[READING PASSAGE — start]
For services provided to Medicare and Medicaid beneficiaries, laboratories must follow specific billing procedures and fee schedules set by the Centers for Medicare & Medicaid Services (CMS). The Clinical Laboratory Fee Schedule (CLFS) determines the payment rates for most tests under Medicare Part B. These rates are generally based on the weighted median of private payor rates, test costs, and program sustainability and are updated periodically. Laboratories submit claims directly to Medicare or Medicaid, which then process and pay for covered services according to the established fee schedule. Unlike private insurance, patients typically do not have copays or deductibles for clinical laboratory services under Medicare.
What is the regulatory status of laboratory developed tests?
The FDA recently finalized a rule that explicitly classifies LDTs as medical devices under the Federal Food, Drug, and Cosmetic Act. While the Final Rule has not been implemented yet, it may upend nearly 50 years of regulatory precedent by subjecting LDTs to FDA oversight and regulation as in vitro diagnostic (IVD) products. There has been significant industry pushback against FDA regulation of LDTs, which will undoubtedly lead to continued lobbying efforts for congressional intervention.
[READING PASSAGE — finish]
[RECORDED DATA — start]
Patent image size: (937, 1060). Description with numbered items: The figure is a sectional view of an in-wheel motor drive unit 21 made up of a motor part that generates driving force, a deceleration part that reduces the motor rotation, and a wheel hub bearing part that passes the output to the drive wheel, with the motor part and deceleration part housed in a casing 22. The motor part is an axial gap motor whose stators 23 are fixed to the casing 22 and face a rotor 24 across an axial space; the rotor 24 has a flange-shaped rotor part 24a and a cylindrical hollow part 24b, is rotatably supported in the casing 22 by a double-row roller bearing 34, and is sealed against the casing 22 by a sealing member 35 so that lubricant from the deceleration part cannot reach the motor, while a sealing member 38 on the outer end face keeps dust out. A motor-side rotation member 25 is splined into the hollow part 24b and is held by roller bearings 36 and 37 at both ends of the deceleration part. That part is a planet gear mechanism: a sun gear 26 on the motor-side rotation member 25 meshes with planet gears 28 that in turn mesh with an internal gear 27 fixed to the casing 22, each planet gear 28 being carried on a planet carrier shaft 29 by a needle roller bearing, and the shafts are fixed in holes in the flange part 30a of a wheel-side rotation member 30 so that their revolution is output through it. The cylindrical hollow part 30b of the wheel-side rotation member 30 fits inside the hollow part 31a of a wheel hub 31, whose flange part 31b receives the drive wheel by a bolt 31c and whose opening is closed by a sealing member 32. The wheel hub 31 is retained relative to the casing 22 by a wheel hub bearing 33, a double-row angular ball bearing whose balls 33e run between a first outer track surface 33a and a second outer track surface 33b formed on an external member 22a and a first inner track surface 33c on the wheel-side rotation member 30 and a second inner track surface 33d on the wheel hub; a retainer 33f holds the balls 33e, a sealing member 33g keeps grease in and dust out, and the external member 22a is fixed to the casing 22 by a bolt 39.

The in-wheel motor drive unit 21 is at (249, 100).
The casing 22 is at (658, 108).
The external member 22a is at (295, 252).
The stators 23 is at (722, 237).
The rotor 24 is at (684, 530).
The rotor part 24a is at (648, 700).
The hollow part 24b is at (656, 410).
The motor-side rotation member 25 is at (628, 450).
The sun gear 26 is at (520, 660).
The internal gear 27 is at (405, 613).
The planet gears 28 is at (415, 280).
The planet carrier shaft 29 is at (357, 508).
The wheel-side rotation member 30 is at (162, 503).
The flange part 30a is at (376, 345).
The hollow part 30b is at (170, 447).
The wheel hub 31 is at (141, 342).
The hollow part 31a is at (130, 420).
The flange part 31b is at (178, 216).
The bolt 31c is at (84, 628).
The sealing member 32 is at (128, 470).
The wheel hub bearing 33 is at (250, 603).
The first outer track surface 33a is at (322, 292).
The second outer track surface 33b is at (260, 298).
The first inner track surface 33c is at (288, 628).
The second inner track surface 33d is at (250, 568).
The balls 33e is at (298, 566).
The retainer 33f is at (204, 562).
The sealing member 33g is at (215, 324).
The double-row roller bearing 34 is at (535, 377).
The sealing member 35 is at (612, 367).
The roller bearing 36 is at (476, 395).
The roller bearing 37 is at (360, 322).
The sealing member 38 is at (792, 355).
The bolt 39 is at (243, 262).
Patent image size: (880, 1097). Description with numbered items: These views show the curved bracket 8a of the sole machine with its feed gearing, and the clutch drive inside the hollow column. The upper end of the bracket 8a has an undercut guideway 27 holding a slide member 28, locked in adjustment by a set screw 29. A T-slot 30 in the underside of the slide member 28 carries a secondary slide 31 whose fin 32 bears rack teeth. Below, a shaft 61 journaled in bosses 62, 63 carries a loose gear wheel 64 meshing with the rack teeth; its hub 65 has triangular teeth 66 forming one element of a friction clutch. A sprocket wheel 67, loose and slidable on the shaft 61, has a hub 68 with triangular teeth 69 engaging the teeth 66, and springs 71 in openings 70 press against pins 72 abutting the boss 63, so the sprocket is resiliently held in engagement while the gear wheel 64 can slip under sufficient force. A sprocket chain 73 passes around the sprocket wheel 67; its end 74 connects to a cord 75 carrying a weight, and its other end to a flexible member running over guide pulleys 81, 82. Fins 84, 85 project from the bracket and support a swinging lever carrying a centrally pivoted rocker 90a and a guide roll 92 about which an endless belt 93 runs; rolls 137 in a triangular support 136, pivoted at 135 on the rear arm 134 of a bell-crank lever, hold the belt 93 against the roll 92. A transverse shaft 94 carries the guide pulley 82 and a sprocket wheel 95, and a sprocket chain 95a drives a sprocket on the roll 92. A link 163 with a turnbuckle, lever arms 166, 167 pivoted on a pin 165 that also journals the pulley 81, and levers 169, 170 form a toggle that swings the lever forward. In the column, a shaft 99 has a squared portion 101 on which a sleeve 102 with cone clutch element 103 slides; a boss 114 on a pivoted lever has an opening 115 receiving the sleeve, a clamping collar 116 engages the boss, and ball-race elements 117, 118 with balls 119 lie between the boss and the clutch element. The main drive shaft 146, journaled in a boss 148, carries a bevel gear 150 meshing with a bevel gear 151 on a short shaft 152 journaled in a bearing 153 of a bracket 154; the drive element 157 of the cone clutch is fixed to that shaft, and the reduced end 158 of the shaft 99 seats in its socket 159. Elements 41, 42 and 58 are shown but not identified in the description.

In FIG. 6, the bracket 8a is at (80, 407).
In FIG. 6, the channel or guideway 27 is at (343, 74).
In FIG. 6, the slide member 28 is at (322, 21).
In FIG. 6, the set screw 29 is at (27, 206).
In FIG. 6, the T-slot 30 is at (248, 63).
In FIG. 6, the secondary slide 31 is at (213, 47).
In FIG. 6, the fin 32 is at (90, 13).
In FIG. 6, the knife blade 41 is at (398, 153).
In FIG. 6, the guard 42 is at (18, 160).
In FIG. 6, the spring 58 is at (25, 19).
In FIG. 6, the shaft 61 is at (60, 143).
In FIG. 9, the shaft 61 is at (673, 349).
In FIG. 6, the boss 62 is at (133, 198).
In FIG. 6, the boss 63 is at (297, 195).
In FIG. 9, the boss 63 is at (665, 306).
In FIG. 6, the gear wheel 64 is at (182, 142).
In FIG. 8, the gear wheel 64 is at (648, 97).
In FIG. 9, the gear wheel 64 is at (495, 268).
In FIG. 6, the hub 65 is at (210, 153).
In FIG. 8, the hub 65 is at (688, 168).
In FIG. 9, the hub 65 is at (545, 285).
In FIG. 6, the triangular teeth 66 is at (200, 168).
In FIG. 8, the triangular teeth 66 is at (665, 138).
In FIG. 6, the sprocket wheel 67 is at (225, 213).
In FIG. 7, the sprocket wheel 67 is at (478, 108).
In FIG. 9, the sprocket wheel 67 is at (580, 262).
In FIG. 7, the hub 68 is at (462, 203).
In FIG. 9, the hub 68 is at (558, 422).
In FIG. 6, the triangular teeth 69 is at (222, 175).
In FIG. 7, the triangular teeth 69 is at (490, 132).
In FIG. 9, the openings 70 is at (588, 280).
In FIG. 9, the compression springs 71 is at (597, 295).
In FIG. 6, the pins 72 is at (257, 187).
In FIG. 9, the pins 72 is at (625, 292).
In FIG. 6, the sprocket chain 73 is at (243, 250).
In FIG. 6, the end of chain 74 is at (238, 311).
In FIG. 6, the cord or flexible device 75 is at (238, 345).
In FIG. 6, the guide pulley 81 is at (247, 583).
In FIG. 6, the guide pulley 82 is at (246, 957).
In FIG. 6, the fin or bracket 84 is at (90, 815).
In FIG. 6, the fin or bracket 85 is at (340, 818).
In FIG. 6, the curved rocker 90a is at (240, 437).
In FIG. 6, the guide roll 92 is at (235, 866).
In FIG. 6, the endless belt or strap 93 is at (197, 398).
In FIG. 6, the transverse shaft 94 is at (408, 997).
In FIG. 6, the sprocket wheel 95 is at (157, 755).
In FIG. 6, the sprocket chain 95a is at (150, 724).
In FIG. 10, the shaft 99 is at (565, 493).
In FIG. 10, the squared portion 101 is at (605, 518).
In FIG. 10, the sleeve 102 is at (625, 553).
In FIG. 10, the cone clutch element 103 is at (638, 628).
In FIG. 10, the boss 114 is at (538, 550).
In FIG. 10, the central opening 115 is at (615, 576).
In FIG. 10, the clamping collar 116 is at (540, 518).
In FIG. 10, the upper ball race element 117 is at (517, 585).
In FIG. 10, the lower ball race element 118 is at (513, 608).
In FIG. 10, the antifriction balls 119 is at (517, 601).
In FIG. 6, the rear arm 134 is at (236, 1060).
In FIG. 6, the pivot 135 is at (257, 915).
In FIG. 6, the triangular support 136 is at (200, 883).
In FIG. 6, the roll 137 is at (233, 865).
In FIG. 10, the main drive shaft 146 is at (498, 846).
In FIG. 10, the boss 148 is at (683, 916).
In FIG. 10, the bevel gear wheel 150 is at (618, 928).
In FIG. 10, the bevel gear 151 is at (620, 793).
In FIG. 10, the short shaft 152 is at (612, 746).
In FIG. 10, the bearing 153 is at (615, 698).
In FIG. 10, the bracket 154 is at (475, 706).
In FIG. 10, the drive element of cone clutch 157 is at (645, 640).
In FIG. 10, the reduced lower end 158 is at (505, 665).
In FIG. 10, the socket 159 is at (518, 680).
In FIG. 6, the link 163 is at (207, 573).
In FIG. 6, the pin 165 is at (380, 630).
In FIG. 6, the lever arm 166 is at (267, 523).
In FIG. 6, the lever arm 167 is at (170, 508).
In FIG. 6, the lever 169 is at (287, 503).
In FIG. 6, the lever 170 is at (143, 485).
[RECORDED DATA — finish]
**EXERCISES:**
(1) Decide whether each statement agrees with the passage on laboratory billing and regulation: (a) the CLFS sets payment rates for most tests under Medicare Part B; (b) Medicare patients usually pay copays for clinical laboratory services; (c) the FDA's Final Rule on LDTs has already been implemented. For each, answer yes or no and quote the deciding words of the passage.
(2) According to the passage on laboratory billing and regulation, what are the factors on which CLFS payment rates are generally based? List them all.
(3) Pick up the passage on laboratory billing and regulation after its last sentence and continue writing it.

**ANSWERS BELOW:**
(1)
(a) Yes: "The Clinical Laboratory Fee Schedule (CLFS) determines the payment rates for most tests under Medicare Part B."
(b) No: "patients typically do not have copays or deductibles for clinical laboratory services under Medicare."
(c) No: "While the Final Rule has not been implemented yet"

(2)
1. The weighted median of private payor rates
2. Test costs
3. Program sustainability

(3)
Summary
LDTs offer significant flexibility, particularly in molecular testing using techniques such as quantitative PCR and next-generation sequencing (NGS). These technologies are well-suited for creating highly specific tests for genetic targets due to their adaptability and the availability of custom-prepared consumables. However, successful LDT development requires careful strategic planning, clinical validation, and demonstration of clinical utility.
Key factors for a commercially viable molecular LDT include actionable clinical utility, accurate market need assessment, realistic sample volumes, cost-effective testing, and a streamlined reporting process. Clinical utility, which refers to the impact of a test on clinical decision-making and patient outcomes, plays a critical role in the reimbursement process by payors, including private insurers, Medicare, and Medicaid. With the publication of the FDA Final Rule about LDT’s in July 2024, the long-term regulatory status of LDT’s is uncertain and should be closely monitored by all stakeholders.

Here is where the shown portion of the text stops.